- ABOUT THIS EXERCISE
In the data that follows, find each line containing "vulgo" and copy it.

═══

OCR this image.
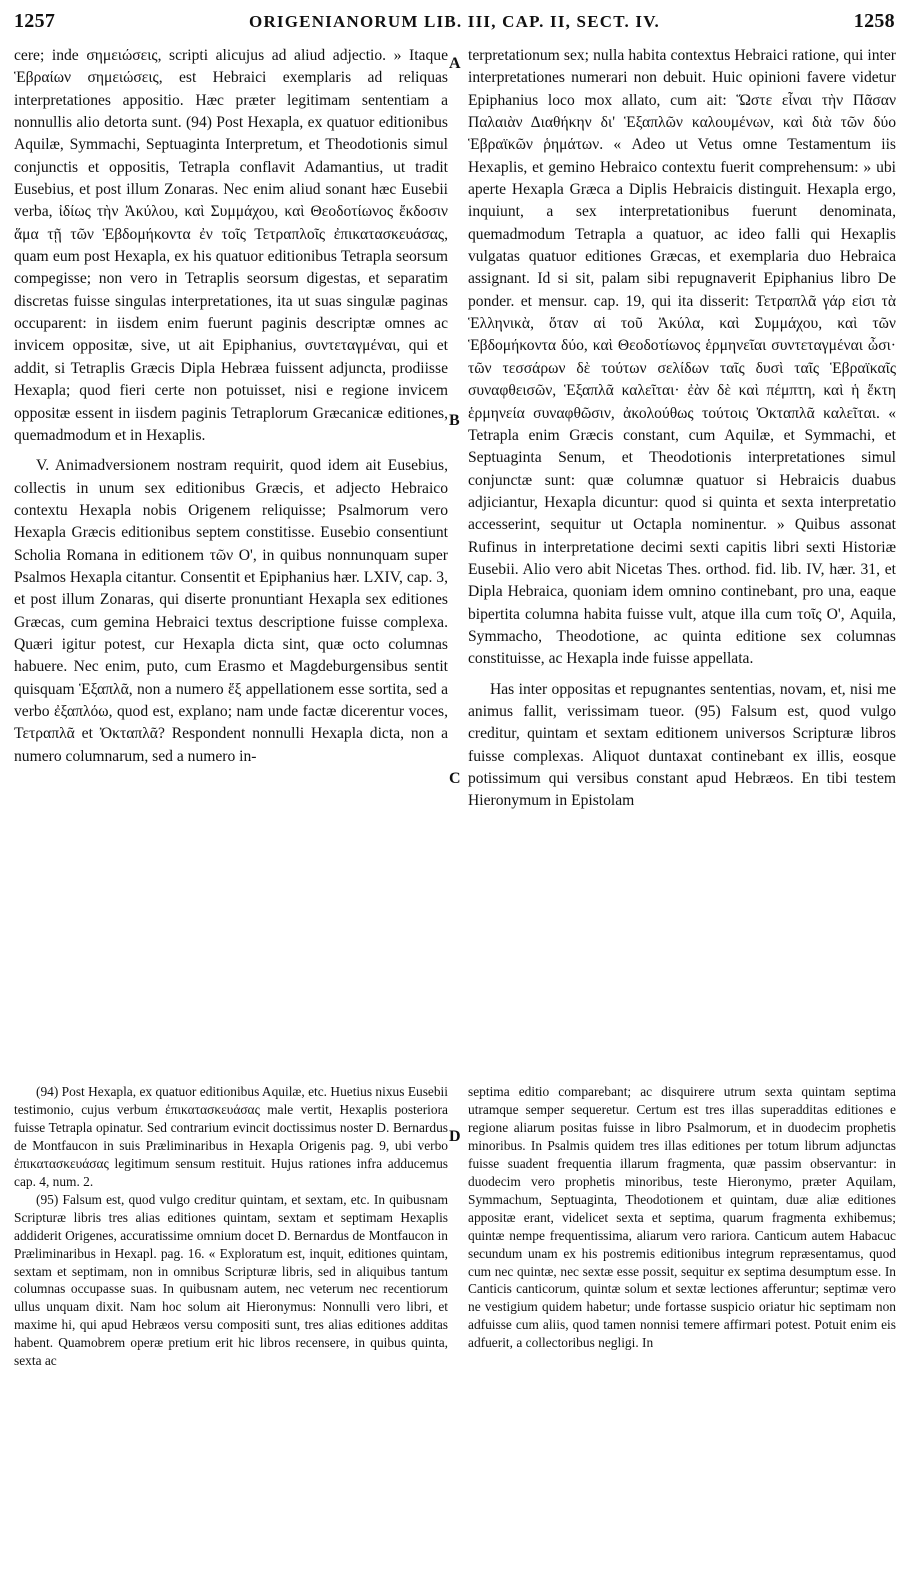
1257	ORIGENIANORUM LIB. III, CAP. II, SECT. IV.	1258
A
B
C
D

cere; inde σημειώσεις, scripti alicujus ad aliud adjectio. » Itaque Ἑβραίων σημειώσεις, est Hebraici exemplaris ad reliquas interpretationes appositio. Hæc præter legitimam sententiam a nonnullis alio detorta sunt. (94) Post Hexapla, ex quatuor editionibus Aquilæ, Symmachi, Septuaginta Interpretum, et Theodotionis simul conjunctis et oppositis, Tetrapla conflavit Adamantius, ut tradit Eusebius, et post illum Zonaras. Nec enim aliud sonant hæc Eusebii verba, ἰδίως τὴν Ἀκύλου, καὶ Συμμάχου, καὶ Θεοδοτίωνος ἔκδοσιν ἅμα τῇ τῶν Ἑβδομήκοντα ἐν τοῖς Τετραπλοῖς ἐπικατασκευάσας, quam eum post Hexapla, ex his quatuor editionibus Tetrapla seorsum compegisse; non vero in Tetraplis seorsum digestas, et separatim discretas fuisse singulas interpretationes, ita ut suas singulæ paginas occuparent: in iisdem enim fuerunt paginis descriptæ omnes ac invicem oppositæ, sive, ut ait Epiphanius, συντεταγμέναι, qui et addit, si Tetraplis Græcis Dipla Hebræa fuissent adjuncta, prodiisse Hexapla; quod fieri certe non potuisset, nisi e regione invicem oppositæ essent in iisdem paginis Tetraplorum Græcanicæ editiones, quemadmodum et in Hexaplis.

V. Animadversionem nostram requirit, quod idem ait Eusebius, collectis in unum sex editionibus Græcis, et adjecto Hebraico contextu Hexapla nobis Origenem reliquisse; Psalmorum vero Hexapla Græcis editionibus septem constitisse. Eusebio consentiunt Scholia Romana in editionem τῶν Ο', in quibus nonnunquam super Psalmos Hexapla citantur. Consentit et Epiphanius hær. LXIV, cap. 3, et post illum Zonaras, qui diserte pronuntiant Hexapla sex editiones Græcas, cum gemina Hebraici textus descriptione fuisse complexa. Quæri igitur potest, cur Hexapla dicta sint, quæ octo columnas habuere. Nec enim, puto, cum Erasmo et Magdeburgensibus sentit quisquam Ἑξαπλᾶ, non a numero ἕξ appellationem esse sortita, sed a verbo ἐξαπλόω, quod est, explano; nam unde factæ dicerentur voces, Τετραπλᾶ et Ὀκταπλᾶ? Respondent nonnulli Hexapla dicta, non a numero columnarum, sed a numero in-

terpretationum sex; nulla habita contextus Hebraici ratione, qui inter interpretationes numerari non debuit. Huic opinioni favere videtur Epiphanius loco mox allato, cum ait: Ὥστε εἶναι τὴν Πᾶσαν Παλαιὰν Διαθήκην δι' Ἑξαπλῶν καλουμένων, καὶ διὰ τῶν δύο Ἑβραϊκῶν ῥημάτων. « Adeo ut Vetus omne Testamentum iis Hexaplis, et gemino Hebraico contextu fuerit comprehensum: » ubi aperte Hexapla Græca a Diplis Hebraicis distinguit. Hexapla ergo, inquiunt, a sex interpretationibus fuerunt denominata, quemadmodum Tetrapla a quatuor, ac ideo falli qui Hexaplis vulgatas quatuor editiones Græcas, et exemplaria duo Hebraica assignant. Id si sit, palam sibi repugnaverit Epiphanius libro De ponder. et mensur. cap. 19, qui ita disserit: Τετραπλᾶ γάρ εἰσι τὰ Ἑλληνικὰ, ὅταν αἱ τοῦ Ἀκύλα, καὶ Συμμάχου, καὶ τῶν Ἑβδομήκοντα δύο, καὶ Θεοδοτίωνος ἑρμηνεῖαι συντεταγμέναι ὦσι· τῶν τεσσάρων δὲ τούτων σελίδων ταῖς δυσὶ ταῖς Ἑβραϊκαῖς συναφθεισῶν, Ἑξαπλᾶ καλεῖται· ἐὰν δὲ καὶ πέμπτη, καὶ ἡ ἕκτη ἑρμηνεία συναφθῶσιν, ἀκολούθως τούτοις Ὀκταπλᾶ καλεῖται. « Tetrapla enim Græcis constant, cum Aquilæ, et Symmachi, et Septuaginta Senum, et Theodotionis interpretationes simul conjunctæ sunt: quæ columnæ quatuor si Hebraicis duabus adjiciantur, Hexapla dicuntur: quod si quinta et sexta interpretatio accesserint, sequitur ut Octapla nominentur. » Quibus assonat Rufinus in interpretatione decimi sexti capitis libri sexti Historiæ Eusebii. Alio vero abit Nicetas Thes. orthod. fid. lib. IV, hær. 31, et Dipla Hebraica, quoniam idem omnino continebant, pro una, eaque bipertita columna habita fuisse vult, atque illa cum τοῖς Ο', Aquila, Symmacho, Theodotione, ac quinta editione sex columnas constituisse, ac Hexapla inde fuisse appellata.

Has inter oppositas et repugnantes sententias, novam, et, nisi me animus fallit, verissimam tueor. (95) Falsum est, quod vulgo creditur, quintam et sextam editionem universos Scripturæ libros fuisse complexas. Aliquot duntaxat continebant ex illis, eosque potissimum qui versibus constant apud Hebræos. En tibi testem Hieronymum in Epistolam

(94) Post Hexapla, ex quatuor editionibus Aquilæ, etc. Huetius nixus Eusebii testimonio, cujus verbum ἐπικατασκευάσας male vertit, Hexaplis posteriora fuisse Tetrapla opinatur. Sed contrarium evincit doctissimus noster D. Bernardus de Montfaucon in suis Præliminaribus in Hexapla Origenis pag. 9, ubi verbo ἐπικατασκευάσας legitimum sensum restituit. Hujus rationes infra adducemus cap. 4, num. 2.

(95) Falsum est, quod vulgo creditur quintam, et sextam, etc. In quibusnam Scripturæ libris tres alias editiones quintam, sextam et septimam Hexaplis addiderit Origenes, accuratissime omnium docet D. Bernardus de Montfaucon in Præliminaribus in Hexapl. pag. 16. « Exploratum est, inquit, editiones quintam, sextam et septimam, non in omnibus Scripturæ libris, sed in aliquibus tantum columnas occupasse suas. In quibusnam autem, nec veterum nec recentiorum ullus unquam dixit. Nam hoc solum ait Hieronymus: Nonnulli vero libri, et maxime hi, qui apud Hebræos versu compositi sunt, tres alias editiones additas habent. Quamobrem operæ pretium erit hic libros recensere, in quibus quinta, sexta ac

septima editio comparebant; ac disquirere utrum sexta quintam septima utramque semper sequeretur. Certum est tres illas superadditas editiones e regione aliarum positas fuisse in libro Psalmorum, et in duodecim prophetis minoribus. In Psalmis quidem tres illas editiones per totum librum adjunctas fuisse suadent frequentia illarum fragmenta, quæ passim observantur: in duodecim vero prophetis minoribus, teste Hieronymo, præter Aquilam, Symmachum, Septuaginta, Theodotionem et quintam, duæ aliæ editiones appositæ erant, videlicet sexta et septima, quarum fragmenta exhibemus; quintæ nempe frequentissima, aliarum vero rariora. Canticum autem Habacuc secundum unam ex his postremis editionibus integrum repræsentamus, quod cum nec quintæ, nec sextæ esse possit, sequitur ex septima desumptum esse. In Canticis canticorum, quintæ solum et sextæ lectiones afferuntur; septimæ vero ne vestigium quidem habetur; unde fortasse suspicio oriatur hic septimam non adfuisse cum aliis, quod tamen nonnisi temere affirmari potest. Potuit enim eis adfuerit, a collectoribus negligi. In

═══

- EXERCISE ANSWER
Has inter oppositas et repugnantes sententias, novam, et, nisi me animus fallit, verissimam tueor. (95) Falsum est, quod vulgo creditur, quintam et sextam editionem universos Scripturæ libros fuisse complexas. Aliquot duntaxat continebant ex illis, eosque potissimum qui versibus constant apud Hebræos. En tibi testem Hieronymum in Epistolam
(95) Falsum est, quod vulgo creditur quintam, et sextam, etc. In quibusnam Scripturæ libris tres alias editiones quintam, sextam et septimam Hexaplis addiderit Origenes, accuratissime omnium docet D. Bernardus de Montfaucon in Præliminaribus in Hexapl. pag. 16. « Exploratum est, inquit, editiones quintam, sextam et septimam, non in omnibus Scripturæ libris, sed in aliquibus tantum columnas occupasse suas. In quibusnam autem, nec veterum nec recentiorum ullus unquam dixit. Nam hoc solum ait Hieronymus: Nonnulli vero libri, et maxime hi, qui apud Hebræos versu compositi sunt, tres alias editiones additas habent. Quamobrem operæ pretium erit hic libros recensere, in quibus quinta, sexta ac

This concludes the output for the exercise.